### PROBLEM REQUIREMENTS
Output every entry exactly as given.

[Data records]

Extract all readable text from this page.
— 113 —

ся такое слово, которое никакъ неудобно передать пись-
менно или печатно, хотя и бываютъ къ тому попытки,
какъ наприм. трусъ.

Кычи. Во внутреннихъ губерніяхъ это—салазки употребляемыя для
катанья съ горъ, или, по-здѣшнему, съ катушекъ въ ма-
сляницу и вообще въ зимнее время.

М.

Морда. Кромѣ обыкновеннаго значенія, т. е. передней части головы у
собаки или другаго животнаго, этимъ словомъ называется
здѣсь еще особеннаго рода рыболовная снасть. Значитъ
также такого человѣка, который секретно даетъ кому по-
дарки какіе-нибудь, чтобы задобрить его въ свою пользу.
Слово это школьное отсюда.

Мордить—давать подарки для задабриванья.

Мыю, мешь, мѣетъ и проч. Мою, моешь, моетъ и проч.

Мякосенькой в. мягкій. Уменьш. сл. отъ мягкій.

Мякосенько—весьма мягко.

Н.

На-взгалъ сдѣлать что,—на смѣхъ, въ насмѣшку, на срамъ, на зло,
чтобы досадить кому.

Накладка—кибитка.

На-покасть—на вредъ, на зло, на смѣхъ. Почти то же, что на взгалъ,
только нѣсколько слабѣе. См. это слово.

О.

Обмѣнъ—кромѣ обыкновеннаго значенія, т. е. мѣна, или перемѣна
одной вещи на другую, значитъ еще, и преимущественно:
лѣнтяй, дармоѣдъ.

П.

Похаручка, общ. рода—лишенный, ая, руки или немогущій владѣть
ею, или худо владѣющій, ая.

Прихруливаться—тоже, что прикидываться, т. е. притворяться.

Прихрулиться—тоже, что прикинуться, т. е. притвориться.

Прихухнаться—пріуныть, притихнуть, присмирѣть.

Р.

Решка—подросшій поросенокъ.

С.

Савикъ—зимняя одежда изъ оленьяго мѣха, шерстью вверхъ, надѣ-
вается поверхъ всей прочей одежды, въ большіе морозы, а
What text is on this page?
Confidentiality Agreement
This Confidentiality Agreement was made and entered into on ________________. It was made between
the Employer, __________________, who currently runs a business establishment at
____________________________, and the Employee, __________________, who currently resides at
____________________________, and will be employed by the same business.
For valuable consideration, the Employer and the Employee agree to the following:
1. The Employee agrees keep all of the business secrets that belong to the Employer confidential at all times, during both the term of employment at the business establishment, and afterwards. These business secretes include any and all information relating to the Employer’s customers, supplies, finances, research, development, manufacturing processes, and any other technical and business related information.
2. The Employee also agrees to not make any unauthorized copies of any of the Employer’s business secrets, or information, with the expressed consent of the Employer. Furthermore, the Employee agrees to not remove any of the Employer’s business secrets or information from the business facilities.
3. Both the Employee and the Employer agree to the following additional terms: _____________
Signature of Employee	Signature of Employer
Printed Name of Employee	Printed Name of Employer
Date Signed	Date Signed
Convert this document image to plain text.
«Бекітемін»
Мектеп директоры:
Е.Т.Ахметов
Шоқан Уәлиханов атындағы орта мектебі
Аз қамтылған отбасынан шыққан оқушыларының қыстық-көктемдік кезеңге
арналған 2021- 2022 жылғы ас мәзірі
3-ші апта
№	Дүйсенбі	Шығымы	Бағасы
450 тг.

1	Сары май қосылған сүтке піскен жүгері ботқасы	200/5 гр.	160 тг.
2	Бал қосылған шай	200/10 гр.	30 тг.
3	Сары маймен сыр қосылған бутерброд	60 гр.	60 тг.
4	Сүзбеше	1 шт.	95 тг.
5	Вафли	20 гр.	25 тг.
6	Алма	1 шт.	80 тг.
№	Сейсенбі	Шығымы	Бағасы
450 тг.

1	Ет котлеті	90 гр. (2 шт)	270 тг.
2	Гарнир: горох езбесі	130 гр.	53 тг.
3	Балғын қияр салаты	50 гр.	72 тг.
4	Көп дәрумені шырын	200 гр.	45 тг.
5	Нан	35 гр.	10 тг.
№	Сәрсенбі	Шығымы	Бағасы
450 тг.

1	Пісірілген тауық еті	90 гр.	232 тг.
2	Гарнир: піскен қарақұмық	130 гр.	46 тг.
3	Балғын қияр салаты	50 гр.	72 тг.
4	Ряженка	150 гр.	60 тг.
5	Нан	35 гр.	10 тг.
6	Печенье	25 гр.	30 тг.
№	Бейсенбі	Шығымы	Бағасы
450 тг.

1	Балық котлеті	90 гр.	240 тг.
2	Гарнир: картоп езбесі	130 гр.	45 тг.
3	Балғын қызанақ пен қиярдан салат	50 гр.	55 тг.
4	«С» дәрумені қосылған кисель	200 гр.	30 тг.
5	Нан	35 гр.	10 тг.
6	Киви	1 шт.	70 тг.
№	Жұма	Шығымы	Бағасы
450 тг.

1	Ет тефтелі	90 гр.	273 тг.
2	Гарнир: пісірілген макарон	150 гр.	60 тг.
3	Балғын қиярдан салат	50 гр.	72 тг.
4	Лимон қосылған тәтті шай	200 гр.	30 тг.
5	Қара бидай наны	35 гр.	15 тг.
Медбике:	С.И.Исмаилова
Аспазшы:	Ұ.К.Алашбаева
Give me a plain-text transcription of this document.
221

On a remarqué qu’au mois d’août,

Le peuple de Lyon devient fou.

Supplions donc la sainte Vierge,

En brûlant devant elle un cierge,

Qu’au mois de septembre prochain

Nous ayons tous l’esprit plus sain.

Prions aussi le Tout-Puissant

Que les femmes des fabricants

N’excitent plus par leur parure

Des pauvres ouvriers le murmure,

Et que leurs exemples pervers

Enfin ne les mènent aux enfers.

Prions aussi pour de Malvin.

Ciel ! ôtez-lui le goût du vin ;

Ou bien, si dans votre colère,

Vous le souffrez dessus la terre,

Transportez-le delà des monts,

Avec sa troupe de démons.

### COMPLETE RESPONSE
Extract all readable text from this page.
— 113 —

ся такое слово, которое никакъ неудобно передать пись-
менно или печатно, хотя и бываютъ къ тому попытки,
какъ наприм. трусъ.

Кычи. Во внутреннихъ губерніяхъ это—салазки употребляемыя для
катанья съ горъ, или, по-здѣшнему, съ катушекъ въ ма-
сляницу и вообще въ зимнее время.

М.

Морда. Кромѣ обыкновеннаго значенія, т. е. передней части головы у
собаки или другаго животнаго, этимъ словомъ называется
здѣсь еще особеннаго рода рыболовная снасть. Значитъ
также такого человѣка, который секретно даетъ кому по-
дарки какіе-нибудь, чтобы задобрить его въ свою пользу.
Слово это школьное отсюда.

Мордить—давать подарки для задабриванья.

Мыю, мешь, мѣетъ и проч. Мою, моешь, моетъ и проч.

Мякосенькой в. мягкій. Уменьш. сл. отъ мягкій.

Мякосенько—весьма мягко.

Н.

На-взгалъ сдѣлать что,—на смѣхъ, въ насмѣшку, на срамъ, на зло,
чтобы досадить кому.

Накладка—кибитка.

На-покасть—на вредъ, на зло, на смѣхъ. Почти то же, что на взгалъ,
только нѣсколько слабѣе. См. это слово.

О.

Обмѣнъ—кромѣ обыкновеннаго значенія, т. е. мѣна, или перемѣна
одной вещи на другую, значитъ еще, и преимущественно:
лѣнтяй, дармоѣдъ.

П.

Похаручка, общ. рода—лишенный, ая, руки или немогущій владѣть
ею, или худо владѣющій, ая.

Прихруливаться—тоже, что прикидываться, т. е. притворяться.

Прихрулиться—тоже, что прикинуться, т. е. притвориться.

Прихухнаться—пріуныть, притихнуть, присмирѣть.

Р.

Решка—подросшій поросенокъ.

С.

Савикъ—зимняя одежда изъ оленьяго мѣха, шерстью вверхъ, надѣ-
вается поверхъ всей прочей одежды, въ большіе морозы, а
What text is on this page?
Confidentiality Agreement
This Confidentiality Agreement was made and entered into on ________________. It was made between
the Employer, __________________, who currently runs a business establishment at
____________________________, and the Employee, __________________, who currently resides at
____________________________, and will be employed by the same business.
For valuable consideration, the Employer and the Employee agree to the following:
1. The Employee agrees keep all of the business secrets that belong to the Employer confidential at all times, during both the term of employment at the business establishment, and afterwards. These business secretes include any and all information relating to the Employer’s customers, supplies, finances, research, development, manufacturing processes, and any other technical and business related information.
2. The Employee also agrees to not make any unauthorized copies of any of the Employer’s business secrets, or information, with the expressed consent of the Employer. Furthermore, the Employee agrees to not remove any of the Employer’s business secrets or information from the business facilities.
3. Both the Employee and the Employer agree to the following additional terms: _____________
Signature of Employee	Signature of Employer
Printed Name of Employee	Printed Name of Employer
Date Signed	Date Signed
Convert this document image to plain text.
«Бекітемін»
Мектеп директоры:
Е.Т.Ахметов
Шоқан Уәлиханов атындағы орта мектебі
Аз қамтылған отбасынан шыққан оқушыларының қыстық-көктемдік кезеңге
арналған 2021- 2022 жылғы ас мәзірі
3-ші апта
№	Дүйсенбі	Шығымы	Бағасы
450 тг.

1	Сары май қосылған сүтке піскен жүгері ботқасы	200/5 гр.	160 тг.
2	Бал қосылған шай	200/10 гр.	30 тг.
3	Сары маймен сыр қосылған бутерброд	60 гр.	60 тг.
4	Сүзбеше	1 шт.	95 тг.
5	Вафли	20 гр.	25 тг.
6	Алма	1 шт.	80 тг.
№	Сейсенбі	Шығымы	Бағасы
450 тг.

1	Ет котлеті	90 гр. (2 шт)	270 тг.
2	Гарнир: горох езбесі	130 гр.	53 тг.
3	Балғын қияр салаты	50 гр.	72 тг.
4	Көп дәрумені шырын	200 гр.	45 тг.
5	Нан	35 гр.	10 тг.
№	Сәрсенбі	Шығымы	Бағасы
450 тг.

1	Пісірілген тауық еті	90 гр.	232 тг.
2	Гарнир: піскен қарақұмық	130 гр.	46 тг.
3	Балғын қияр салаты	50 гр.	72 тг.
4	Ряженка	150 гр.	60 тг.
5	Нан	35 гр.	10 тг.
6	Печенье	25 гр.	30 тг.
№	Бейсенбі	Шығымы	Бағасы
450 тг.

1	Балық котлеті	90 гр.	240 тг.
2	Гарнир: картоп езбесі	130 гр.	45 тг.
3	Балғын қызанақ пен қиярдан салат	50 гр.	55 тг.
4	«С» дәрумені қосылған кисель	200 гр.	30 тг.
5	Нан	35 гр.	10 тг.
6	Киви	1 шт.	70 тг.
№	Жұма	Шығымы	Бағасы
450 тг.

1	Ет тефтелі	90 гр.	273 тг.
2	Гарнир: пісірілген макарон	150 гр.	60 тг.
3	Балғын қиярдан салат	50 гр.	72 тг.
4	Лимон қосылған тәтті шай	200 гр.	30 тг.
5	Қара бидай наны	35 гр.	15 тг.
Медбике:	С.И.Исмаилова
Аспазшы:	Ұ.К.Алашбаева
Give me a plain-text transcription of this document.
221

On a remarqué qu’au mois d’août,

Le peuple de Lyon devient fou.

Supplions donc la sainte Vierge,

En brûlant devant elle un cierge,

Qu’au mois de septembre prochain

Nous ayons tous l’esprit plus sain.

Prions aussi le Tout-Puissant

Que les femmes des fabricants

N’excitent plus par leur parure

Des pauvres ouvriers le murmure,

Et que leurs exemples pervers

Enfin ne les mènent aux enfers.

Prions aussi pour de Malvin.

Ciel ! ôtez-lui le goût du vin ;

Ou bien, si dans votre colère,

Vous le souffrez dessus la terre,

Transportez-le delà des monts,

Avec sa troupe de démons.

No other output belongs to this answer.